Juristisch erklärt Ronald Schmid, Anwalt für Reiserecht in Wiesbaden, den Sachverhalt so: „Bietet ein Reiseveranstalter eine Zugfahrt an, muss er sich einen Fehler der Bahn selbst zurechnen lassen. Schließlich handelt es sich bei der Zugfahrt bereits um einen Teil der Reise.“ Verpasse ein Rail & Fly-Reisender wegen eines verspäteten Zuges einen Flug, könne er also vom Reiseveranstalter angemessenen Ersatz verlangen, sich etwa auf eine spätere Maschine umbuchen lassen. „Kommt der Reiseveranstalter einer entsprechenden Aufforderung nicht nach, kann man sich auch selbst um einen Flug kümmern.“

Ersatz nur in gleicher Kategorie

Grundsätzlich können die Kosten dafür dem Veranstalter aufgebürdet werden. „Allerdings gibt es eine Schadensminderungspflicht. Der Reisende kann also beispielsweise nicht einfach Business Class buchen, wenn er ursprünglich für die Economy Class gezahlt hat.“

Lässt sich kein passender Ersatzflug finden, kann ein Urlauber auch erwägen, vom Vertrag zurückzutreten und sich den Reisepreis zurückzahlen zu lassen. Ob und in welcher Höhe Stornogebühren anfallen, hängt Reiserechts-Experte Schmid zufolge vom Einzelfall ab: Handele es sich bei der gebuchten Reise etwa um einen dreiwöchigen Urlaub, müsse man es unter Umständen akzeptieren, erst am kommenden Tag fliegen zu können – entsprechend hoch seien bei einem Reiserücktritt die Gebühren. „Anders sieht das zum Beispiel aus, wenn es sich um einen dreitägigen Trip nach London handelt. Die Reise wäre dadurch ja fast schon um die Hälfte verkürzt.“

Um Nachweis kümmern

Merkt ein Reisender schon während der Zugfahrt, dass die Zeit knapp wird, sollte er sich umgehend darum kümmern, die Verspätung zu dokumentieren – das sei wichtig, um später Ansprüche geltend zu machen, erläutert Ronald Schmid. „Am besten lässt man sich die Verspätung vom Schaffner bescheinigen. Geht das nicht, kann man auch Namen und Adresse eines anderen Zugfahrgastes notieren, der später die Umstände bezeugt.“

Keinen Anspruch auf Entschädigung hat ein Urlauber, wenn die Verspätung zumindest zum Teil auch auf sein eigenes Verschulden zurückgeht. Das gilt speziell für Züge, die unter normalen Umständen erst kurz vor dem Check-in am Flughafen ankommen. Es sei immer mit Verspätungen zu rechnen. In der Regel sollte der Reisende zwei Stunden vor Abflug am Airport sein und außerdem eine halbe Stunde Puffer einkalkulieren. Habe er die Reise großzügig geplant und verpasse den Flug trotzdem, stünden die Chancen gut. „Anders sieht es aus, wenn der Veranstalter einen bestimmten Zug vorgibt. Den muss man erreichen. Darüber hinaus ist alles in Verantwortung des Veranstalters“, sagt Ronald Schmid.

************

▸ Aufgabe 1
Geben Sie den Abschnitt des Lesetextes über Rail & Fly-Reisen, beginnend bei „Keinen Anspruch auf“ und endend bei „sagt Ronald Schmid.“, noch einmal wieder und ersetzen Sie dabei „zwei Stunden“ durch „drei Stunden“.
▸ Aufgabe 2
Entscheiden Sie für jede Aussage mit Ja oder Nein, ob sie mit dem Lesetext über Rail & Fly-Reisen übereinstimmt, und belegen Sie Ihre Antwort jeweils mit dem wörtlichen Zitat aus dem Text: (a) Wer ursprünglich für die Economy Class bezahlt hat, darf als Ersatz einfach Business Class buchen. (b) Eine Verspätung lässt man sich am besten vom Schaffner bescheinigen. (c) Gibt der Veranstalter einen bestimmten Zug vor, muss der Reisende diesen Zug erreichen.
Die Datensätze stehen in keinem Zusammenhang mit dem Lesetext.

Datensätze aus einer Sammlung:
************

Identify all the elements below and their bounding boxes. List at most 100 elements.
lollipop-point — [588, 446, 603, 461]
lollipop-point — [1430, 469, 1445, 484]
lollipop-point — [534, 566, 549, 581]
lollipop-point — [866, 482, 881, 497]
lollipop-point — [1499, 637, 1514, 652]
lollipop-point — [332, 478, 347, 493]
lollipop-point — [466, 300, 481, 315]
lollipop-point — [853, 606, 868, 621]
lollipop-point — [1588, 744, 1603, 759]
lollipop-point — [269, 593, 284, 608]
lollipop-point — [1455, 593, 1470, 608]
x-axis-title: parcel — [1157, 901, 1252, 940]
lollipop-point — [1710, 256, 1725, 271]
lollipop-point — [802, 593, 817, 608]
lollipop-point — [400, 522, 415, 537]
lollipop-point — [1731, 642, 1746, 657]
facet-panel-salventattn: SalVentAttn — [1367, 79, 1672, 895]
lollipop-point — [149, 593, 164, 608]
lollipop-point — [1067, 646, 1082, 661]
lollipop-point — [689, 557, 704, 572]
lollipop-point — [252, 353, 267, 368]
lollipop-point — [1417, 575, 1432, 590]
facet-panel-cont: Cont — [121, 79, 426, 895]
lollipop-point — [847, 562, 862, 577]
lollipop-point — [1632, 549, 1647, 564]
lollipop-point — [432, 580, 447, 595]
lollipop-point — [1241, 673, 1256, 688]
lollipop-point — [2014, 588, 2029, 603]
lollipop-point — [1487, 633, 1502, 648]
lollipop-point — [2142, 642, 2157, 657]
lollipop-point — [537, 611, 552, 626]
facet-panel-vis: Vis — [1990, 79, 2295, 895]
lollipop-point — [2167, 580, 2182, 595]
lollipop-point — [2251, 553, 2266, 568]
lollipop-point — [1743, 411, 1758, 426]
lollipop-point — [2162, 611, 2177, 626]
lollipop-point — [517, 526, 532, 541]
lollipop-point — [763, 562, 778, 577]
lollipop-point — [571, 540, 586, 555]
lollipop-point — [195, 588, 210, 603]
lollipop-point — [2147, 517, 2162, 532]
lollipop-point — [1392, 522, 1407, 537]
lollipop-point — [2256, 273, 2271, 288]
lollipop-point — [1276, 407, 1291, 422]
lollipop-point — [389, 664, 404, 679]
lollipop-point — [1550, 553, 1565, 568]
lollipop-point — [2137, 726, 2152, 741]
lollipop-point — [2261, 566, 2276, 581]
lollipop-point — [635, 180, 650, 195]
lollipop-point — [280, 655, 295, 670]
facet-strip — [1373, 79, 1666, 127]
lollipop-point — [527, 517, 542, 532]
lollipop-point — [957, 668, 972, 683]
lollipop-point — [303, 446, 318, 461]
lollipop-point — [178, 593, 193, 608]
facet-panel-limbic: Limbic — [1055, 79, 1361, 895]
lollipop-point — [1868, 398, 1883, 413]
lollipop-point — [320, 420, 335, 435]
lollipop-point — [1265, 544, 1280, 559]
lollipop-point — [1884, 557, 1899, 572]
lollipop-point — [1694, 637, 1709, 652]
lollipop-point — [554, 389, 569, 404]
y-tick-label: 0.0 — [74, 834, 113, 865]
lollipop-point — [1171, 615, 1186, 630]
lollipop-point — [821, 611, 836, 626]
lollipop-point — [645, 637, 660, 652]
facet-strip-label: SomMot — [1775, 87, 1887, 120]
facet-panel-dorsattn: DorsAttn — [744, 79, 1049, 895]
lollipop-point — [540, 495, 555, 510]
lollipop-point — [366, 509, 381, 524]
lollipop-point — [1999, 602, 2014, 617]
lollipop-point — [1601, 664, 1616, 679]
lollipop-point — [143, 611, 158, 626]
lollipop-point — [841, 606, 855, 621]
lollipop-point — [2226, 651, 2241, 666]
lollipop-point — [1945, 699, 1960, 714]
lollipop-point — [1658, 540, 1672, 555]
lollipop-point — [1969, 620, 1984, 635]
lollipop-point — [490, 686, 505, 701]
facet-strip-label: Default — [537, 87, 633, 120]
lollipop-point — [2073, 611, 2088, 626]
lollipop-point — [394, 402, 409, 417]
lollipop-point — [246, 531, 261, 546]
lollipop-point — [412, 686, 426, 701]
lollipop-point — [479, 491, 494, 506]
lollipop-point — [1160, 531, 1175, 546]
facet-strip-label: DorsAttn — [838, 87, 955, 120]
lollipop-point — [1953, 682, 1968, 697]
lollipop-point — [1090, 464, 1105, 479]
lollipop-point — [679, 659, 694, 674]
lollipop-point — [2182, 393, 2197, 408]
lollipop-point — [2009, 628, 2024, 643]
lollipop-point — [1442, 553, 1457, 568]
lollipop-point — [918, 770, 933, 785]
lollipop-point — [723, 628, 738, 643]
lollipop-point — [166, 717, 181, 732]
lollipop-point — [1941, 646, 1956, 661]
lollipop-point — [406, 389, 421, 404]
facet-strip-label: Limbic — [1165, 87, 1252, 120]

************

▸ Erwartete Lösung 1
Keinen Anspruch auf Entschädigung hat ein Urlauber, wenn die Verspätung zumindest zum Teil auch auf sein eigenes Verschulden zurückgeht. Das gilt speziell für Züge, die unter normalen Umständen erst kurz vor dem Check-in am Flughafen ankommen. Es sei immer mit Verspätungen zu rechnen. In der Regel sollte der Reisende drei Stunden vor Abflug am Airport sein und außerdem eine halbe Stunde Puffer einkalkulieren. Habe er die Reise großzügig geplant und verpasse den Flug trotzdem, stünden die Chancen gut. „Anders sieht es aus, wenn der Veranstalter einen bestimmten Zug vorgibt. Den muss man erreichen. Darüber hinaus ist alles in Verantwortung des Veranstalters“, sagt Ronald Schmid.

▸ Erwartete Lösung 2
(a) Nein: „Der Reisende kann also beispielsweise nicht einfach Business Class buchen, wenn er ursprünglich für die Economy Class gezahlt hat.“
(b) Ja: „Am besten lässt man sich die Verspätung vom Schaffner bescheinigen.“
(c) Ja: „Anders sieht es aus, wenn der Veranstalter einen bestimmten Zug vorgibt. Den muss man erreichen.“